- **Aim**
Below are the records; locate each line with the word "name" and copy it.

Start Data listing

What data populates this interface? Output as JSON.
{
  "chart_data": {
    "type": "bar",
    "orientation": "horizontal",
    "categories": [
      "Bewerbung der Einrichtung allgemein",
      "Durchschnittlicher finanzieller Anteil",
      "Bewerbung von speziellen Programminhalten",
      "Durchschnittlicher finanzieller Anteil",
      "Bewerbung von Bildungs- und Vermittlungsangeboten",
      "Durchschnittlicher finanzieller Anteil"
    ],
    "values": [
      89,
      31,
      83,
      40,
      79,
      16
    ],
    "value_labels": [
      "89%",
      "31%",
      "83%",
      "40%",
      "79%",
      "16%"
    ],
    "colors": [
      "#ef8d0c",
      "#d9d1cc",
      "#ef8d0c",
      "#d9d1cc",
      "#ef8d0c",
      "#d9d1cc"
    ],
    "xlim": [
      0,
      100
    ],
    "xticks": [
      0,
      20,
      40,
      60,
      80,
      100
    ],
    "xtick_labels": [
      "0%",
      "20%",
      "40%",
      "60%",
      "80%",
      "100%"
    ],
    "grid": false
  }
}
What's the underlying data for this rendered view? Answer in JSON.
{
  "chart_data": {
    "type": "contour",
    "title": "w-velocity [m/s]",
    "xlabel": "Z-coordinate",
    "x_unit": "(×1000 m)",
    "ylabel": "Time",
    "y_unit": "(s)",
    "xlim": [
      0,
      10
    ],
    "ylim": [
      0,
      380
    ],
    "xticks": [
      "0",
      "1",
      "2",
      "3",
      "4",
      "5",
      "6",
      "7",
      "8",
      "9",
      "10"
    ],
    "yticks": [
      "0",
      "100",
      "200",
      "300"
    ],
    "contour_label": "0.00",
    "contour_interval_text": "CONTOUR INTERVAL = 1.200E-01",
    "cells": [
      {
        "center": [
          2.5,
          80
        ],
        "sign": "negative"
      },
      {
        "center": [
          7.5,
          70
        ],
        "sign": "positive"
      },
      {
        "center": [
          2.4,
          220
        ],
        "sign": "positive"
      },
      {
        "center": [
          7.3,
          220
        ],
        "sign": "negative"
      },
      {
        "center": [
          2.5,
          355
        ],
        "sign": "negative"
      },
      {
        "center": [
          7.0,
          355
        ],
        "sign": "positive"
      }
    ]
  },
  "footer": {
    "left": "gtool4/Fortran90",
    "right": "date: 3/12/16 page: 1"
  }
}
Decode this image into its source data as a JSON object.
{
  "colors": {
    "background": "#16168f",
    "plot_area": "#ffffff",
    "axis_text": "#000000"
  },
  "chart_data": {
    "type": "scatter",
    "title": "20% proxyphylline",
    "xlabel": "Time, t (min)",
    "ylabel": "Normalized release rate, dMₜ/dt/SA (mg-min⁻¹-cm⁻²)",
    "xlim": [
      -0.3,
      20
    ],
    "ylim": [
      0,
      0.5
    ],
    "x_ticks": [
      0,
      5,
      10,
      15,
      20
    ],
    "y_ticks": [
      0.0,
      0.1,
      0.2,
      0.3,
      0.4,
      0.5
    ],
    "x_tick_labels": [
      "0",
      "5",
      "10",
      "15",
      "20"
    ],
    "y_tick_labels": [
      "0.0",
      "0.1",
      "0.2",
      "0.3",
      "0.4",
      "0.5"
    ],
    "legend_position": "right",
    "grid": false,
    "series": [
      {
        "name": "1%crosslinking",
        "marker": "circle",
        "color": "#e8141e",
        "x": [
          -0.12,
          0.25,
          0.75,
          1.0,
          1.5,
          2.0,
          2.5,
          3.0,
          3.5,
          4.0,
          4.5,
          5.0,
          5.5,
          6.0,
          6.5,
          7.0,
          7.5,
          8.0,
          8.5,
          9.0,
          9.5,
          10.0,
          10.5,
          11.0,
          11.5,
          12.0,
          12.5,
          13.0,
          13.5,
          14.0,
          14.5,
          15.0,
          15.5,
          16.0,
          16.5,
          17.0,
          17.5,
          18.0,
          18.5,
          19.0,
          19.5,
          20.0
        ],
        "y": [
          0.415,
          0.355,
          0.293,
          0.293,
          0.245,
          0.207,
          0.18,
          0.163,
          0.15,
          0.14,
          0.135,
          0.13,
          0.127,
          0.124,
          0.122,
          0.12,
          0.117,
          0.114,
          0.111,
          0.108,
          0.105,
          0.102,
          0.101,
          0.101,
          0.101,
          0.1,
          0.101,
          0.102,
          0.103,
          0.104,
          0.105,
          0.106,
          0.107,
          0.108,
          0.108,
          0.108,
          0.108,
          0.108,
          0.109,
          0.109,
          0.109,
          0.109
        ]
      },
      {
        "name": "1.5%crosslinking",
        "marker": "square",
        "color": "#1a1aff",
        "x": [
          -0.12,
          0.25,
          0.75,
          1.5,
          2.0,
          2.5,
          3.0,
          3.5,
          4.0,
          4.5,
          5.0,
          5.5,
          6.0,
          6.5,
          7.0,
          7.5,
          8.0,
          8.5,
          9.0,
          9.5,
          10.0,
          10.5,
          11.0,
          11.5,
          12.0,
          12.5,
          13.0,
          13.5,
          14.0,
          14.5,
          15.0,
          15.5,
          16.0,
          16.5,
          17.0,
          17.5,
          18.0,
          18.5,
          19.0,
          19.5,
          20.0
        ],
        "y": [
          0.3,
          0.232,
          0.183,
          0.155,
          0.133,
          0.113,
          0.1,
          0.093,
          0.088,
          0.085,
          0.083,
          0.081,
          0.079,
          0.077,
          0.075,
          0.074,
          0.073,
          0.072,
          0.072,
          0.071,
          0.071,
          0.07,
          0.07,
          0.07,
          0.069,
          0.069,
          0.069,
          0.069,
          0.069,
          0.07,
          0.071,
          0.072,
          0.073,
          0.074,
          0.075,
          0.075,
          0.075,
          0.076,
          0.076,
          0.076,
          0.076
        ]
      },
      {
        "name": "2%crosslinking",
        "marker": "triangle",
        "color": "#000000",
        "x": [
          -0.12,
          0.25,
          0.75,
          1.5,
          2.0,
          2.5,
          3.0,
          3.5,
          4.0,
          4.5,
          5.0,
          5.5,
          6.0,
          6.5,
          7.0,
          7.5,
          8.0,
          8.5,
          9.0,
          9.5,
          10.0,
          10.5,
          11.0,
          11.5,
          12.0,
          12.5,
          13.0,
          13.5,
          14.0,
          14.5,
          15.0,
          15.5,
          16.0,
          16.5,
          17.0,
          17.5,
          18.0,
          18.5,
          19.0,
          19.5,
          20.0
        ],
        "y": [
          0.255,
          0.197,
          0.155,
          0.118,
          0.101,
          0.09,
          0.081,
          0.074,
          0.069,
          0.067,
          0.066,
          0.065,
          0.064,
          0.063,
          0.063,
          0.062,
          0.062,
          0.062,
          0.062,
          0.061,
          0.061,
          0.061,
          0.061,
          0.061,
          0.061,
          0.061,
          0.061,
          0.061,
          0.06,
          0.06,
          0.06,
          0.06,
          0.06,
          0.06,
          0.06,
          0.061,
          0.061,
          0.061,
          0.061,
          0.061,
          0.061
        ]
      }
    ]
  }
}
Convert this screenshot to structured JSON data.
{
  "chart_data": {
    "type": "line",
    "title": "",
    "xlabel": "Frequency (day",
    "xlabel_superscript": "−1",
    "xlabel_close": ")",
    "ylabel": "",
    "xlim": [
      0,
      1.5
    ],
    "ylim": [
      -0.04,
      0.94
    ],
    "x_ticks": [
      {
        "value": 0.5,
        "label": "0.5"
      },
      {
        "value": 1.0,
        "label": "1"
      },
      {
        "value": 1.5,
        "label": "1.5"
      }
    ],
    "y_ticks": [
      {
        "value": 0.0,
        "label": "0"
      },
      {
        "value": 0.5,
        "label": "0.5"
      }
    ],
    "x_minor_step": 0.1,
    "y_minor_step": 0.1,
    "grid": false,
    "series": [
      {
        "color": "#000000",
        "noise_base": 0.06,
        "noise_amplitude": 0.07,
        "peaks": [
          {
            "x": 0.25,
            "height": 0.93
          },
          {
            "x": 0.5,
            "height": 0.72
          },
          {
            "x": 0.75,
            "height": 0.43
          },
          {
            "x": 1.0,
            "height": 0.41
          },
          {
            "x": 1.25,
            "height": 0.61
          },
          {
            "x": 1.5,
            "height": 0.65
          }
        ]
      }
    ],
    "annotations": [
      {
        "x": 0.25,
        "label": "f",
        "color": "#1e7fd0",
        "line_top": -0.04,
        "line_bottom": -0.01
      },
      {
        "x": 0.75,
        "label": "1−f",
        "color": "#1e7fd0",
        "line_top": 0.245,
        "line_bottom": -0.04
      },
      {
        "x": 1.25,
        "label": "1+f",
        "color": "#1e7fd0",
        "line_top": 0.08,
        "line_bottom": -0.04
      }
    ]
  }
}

End Data listing

- **Solution to this problem**
        "name": "1%crosslinking",
        "name": "1.5%crosslinking",
        "name": "2%crosslinking",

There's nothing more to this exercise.